§ Data lines:
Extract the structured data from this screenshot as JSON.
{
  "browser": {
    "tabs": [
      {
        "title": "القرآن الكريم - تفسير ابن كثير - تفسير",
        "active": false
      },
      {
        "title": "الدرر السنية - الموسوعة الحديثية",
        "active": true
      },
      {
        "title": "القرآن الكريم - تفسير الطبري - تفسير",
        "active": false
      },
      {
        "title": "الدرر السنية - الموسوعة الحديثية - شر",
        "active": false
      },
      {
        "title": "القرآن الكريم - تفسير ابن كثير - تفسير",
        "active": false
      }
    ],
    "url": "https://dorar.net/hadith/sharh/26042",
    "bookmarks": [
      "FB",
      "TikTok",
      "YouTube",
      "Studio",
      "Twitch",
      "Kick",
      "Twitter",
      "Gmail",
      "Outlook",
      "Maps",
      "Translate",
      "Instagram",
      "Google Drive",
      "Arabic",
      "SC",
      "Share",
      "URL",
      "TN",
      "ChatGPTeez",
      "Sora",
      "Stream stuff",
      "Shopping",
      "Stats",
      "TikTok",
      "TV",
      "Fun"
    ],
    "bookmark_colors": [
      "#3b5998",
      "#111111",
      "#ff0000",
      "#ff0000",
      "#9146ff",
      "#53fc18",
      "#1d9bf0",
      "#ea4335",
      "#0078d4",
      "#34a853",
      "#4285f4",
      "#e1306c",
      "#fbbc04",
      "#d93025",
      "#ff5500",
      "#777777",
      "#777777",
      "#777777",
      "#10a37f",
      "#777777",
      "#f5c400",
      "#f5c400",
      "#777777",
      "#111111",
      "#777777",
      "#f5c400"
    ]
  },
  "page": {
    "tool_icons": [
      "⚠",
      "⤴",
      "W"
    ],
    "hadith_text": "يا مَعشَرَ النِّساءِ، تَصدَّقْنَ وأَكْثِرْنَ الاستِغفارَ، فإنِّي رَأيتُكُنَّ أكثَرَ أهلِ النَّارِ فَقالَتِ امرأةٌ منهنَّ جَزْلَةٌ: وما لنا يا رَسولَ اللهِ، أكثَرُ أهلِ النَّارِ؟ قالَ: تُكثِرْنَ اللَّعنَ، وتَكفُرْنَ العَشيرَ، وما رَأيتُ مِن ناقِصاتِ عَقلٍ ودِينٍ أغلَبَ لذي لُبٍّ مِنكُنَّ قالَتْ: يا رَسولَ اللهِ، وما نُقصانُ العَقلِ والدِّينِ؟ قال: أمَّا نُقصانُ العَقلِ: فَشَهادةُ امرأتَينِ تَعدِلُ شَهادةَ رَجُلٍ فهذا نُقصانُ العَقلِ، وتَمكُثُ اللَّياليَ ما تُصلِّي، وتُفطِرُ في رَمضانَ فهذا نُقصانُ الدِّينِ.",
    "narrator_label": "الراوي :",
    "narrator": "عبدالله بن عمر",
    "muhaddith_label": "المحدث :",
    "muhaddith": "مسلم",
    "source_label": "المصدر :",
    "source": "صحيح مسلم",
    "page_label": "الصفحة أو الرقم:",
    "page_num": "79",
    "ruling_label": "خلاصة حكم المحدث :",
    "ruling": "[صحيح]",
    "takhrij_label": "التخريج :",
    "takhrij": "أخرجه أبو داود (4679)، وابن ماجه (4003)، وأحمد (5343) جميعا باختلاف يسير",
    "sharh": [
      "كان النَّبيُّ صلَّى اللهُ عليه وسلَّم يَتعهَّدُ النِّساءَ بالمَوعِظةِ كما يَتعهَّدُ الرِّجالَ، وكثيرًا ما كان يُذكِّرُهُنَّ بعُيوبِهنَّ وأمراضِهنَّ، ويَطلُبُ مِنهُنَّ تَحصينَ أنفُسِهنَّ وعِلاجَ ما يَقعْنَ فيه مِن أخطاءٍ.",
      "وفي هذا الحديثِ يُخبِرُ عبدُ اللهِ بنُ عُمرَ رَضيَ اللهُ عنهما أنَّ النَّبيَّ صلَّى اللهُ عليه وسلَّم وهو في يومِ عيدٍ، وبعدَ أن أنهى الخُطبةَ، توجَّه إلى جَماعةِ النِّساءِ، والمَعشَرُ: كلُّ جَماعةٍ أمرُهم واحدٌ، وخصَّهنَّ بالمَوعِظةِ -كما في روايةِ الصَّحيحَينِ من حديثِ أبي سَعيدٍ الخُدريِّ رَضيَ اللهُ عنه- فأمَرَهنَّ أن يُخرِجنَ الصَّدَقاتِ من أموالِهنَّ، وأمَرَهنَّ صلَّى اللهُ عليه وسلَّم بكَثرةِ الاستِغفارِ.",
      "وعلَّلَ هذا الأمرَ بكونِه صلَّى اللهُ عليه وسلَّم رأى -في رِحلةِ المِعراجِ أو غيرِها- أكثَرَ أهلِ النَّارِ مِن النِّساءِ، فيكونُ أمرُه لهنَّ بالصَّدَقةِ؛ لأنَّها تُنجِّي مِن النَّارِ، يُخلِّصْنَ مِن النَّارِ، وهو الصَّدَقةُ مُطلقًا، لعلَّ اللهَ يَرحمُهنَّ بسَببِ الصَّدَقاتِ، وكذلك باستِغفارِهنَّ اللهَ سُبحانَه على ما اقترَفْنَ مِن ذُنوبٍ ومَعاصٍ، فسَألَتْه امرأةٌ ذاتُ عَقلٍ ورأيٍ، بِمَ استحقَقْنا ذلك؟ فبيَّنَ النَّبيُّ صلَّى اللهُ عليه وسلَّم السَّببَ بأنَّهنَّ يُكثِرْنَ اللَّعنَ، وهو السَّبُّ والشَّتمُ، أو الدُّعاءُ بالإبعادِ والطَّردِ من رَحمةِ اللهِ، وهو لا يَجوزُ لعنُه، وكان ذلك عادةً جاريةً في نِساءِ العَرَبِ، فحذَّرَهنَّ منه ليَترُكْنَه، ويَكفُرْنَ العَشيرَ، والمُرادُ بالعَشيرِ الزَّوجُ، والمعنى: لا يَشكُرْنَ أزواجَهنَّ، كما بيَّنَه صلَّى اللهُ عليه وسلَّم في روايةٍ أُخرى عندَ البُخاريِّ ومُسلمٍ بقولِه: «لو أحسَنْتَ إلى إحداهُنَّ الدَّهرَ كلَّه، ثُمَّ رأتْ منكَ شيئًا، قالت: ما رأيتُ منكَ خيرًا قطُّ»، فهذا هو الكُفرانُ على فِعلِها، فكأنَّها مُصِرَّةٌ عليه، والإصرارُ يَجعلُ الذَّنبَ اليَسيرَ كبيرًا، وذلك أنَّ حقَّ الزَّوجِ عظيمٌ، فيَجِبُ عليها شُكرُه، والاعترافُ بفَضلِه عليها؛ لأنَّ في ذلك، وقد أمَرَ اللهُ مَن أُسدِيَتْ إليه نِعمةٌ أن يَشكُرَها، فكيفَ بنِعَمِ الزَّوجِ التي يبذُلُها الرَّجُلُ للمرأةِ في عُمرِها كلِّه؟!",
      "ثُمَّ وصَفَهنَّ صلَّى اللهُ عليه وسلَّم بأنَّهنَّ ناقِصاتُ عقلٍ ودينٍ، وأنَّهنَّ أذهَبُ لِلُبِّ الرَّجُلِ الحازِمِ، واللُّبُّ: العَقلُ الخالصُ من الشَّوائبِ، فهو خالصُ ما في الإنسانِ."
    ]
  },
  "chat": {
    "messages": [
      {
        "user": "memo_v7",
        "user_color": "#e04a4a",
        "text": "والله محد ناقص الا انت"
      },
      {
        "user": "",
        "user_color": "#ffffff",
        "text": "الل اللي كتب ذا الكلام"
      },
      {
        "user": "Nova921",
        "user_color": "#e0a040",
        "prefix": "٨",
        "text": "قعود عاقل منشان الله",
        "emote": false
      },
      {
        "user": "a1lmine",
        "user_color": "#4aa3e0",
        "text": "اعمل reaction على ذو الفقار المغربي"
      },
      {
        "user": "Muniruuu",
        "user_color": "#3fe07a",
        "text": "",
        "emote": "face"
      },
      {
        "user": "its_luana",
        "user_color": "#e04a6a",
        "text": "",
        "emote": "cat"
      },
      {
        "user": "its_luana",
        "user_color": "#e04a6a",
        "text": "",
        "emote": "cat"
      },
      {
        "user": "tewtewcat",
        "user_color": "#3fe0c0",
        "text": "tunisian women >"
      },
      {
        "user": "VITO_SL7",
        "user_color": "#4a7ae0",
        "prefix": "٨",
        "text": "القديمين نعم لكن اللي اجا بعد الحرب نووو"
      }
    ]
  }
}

§ Directive: Which lines hold the word "الاست"? Return all of them from the records above.

§ Result of the exercise:
    "hadith_text": "يا مَعشَرَ النِّساءِ، تَصدَّقْنَ وأَكْثِرْنَ الاستِغفارَ، فإنِّي رَأيتُكُنَّ أكثَرَ أهلِ النَّارِ فَقالَتِ امرأةٌ منهنَّ جَزْلَةٌ: وما لنا يا رَسولَ اللهِ، أكثَرُ أهلِ النَّارِ؟ قالَ: تُكثِرْنَ اللَّعنَ، وتَكفُرْنَ العَشيرَ، وما رَأيتُ مِن ناقِصاتِ عَقلٍ ودِينٍ أغلَبَ لذي لُبٍّ مِنكُنَّ قالَتْ: يا رَسولَ اللهِ، وما نُقصانُ العَقلِ والدِّينِ؟ قال: أمَّا نُقصانُ العَقلِ: فَشَهادةُ امرأتَينِ تَعدِلُ شَهادةَ رَجُلٍ فهذا نُقصانُ العَقلِ، وتَمكُثُ اللَّياليَ ما تُصلِّي، وتُفطِرُ في رَمضانَ فهذا نُقصانُ الدِّينِ.",
      "وفي هذا الحديثِ يُخبِرُ عبدُ اللهِ بنُ عُمرَ رَضيَ اللهُ عنهما أنَّ النَّبيَّ صلَّى اللهُ عليه وسلَّم وهو في يومِ عيدٍ، وبعدَ أن أنهى الخُطبةَ، توجَّه إلى جَماعةِ النِّساءِ، والمَعشَرُ: كلُّ جَماعةٍ أمرُهم واحدٌ، وخصَّهنَّ بالمَوعِظةِ -كما في روايةِ الصَّحيحَينِ من حديثِ أبي سَعيدٍ الخُدريِّ رَضيَ اللهُ عنه- فأمَرَهنَّ أن يُخرِجنَ الصَّدَقاتِ من أموالِهنَّ، وأمَرَهنَّ صلَّى اللهُ عليه وسلَّم بكَثرةِ الاستِغفارِ.",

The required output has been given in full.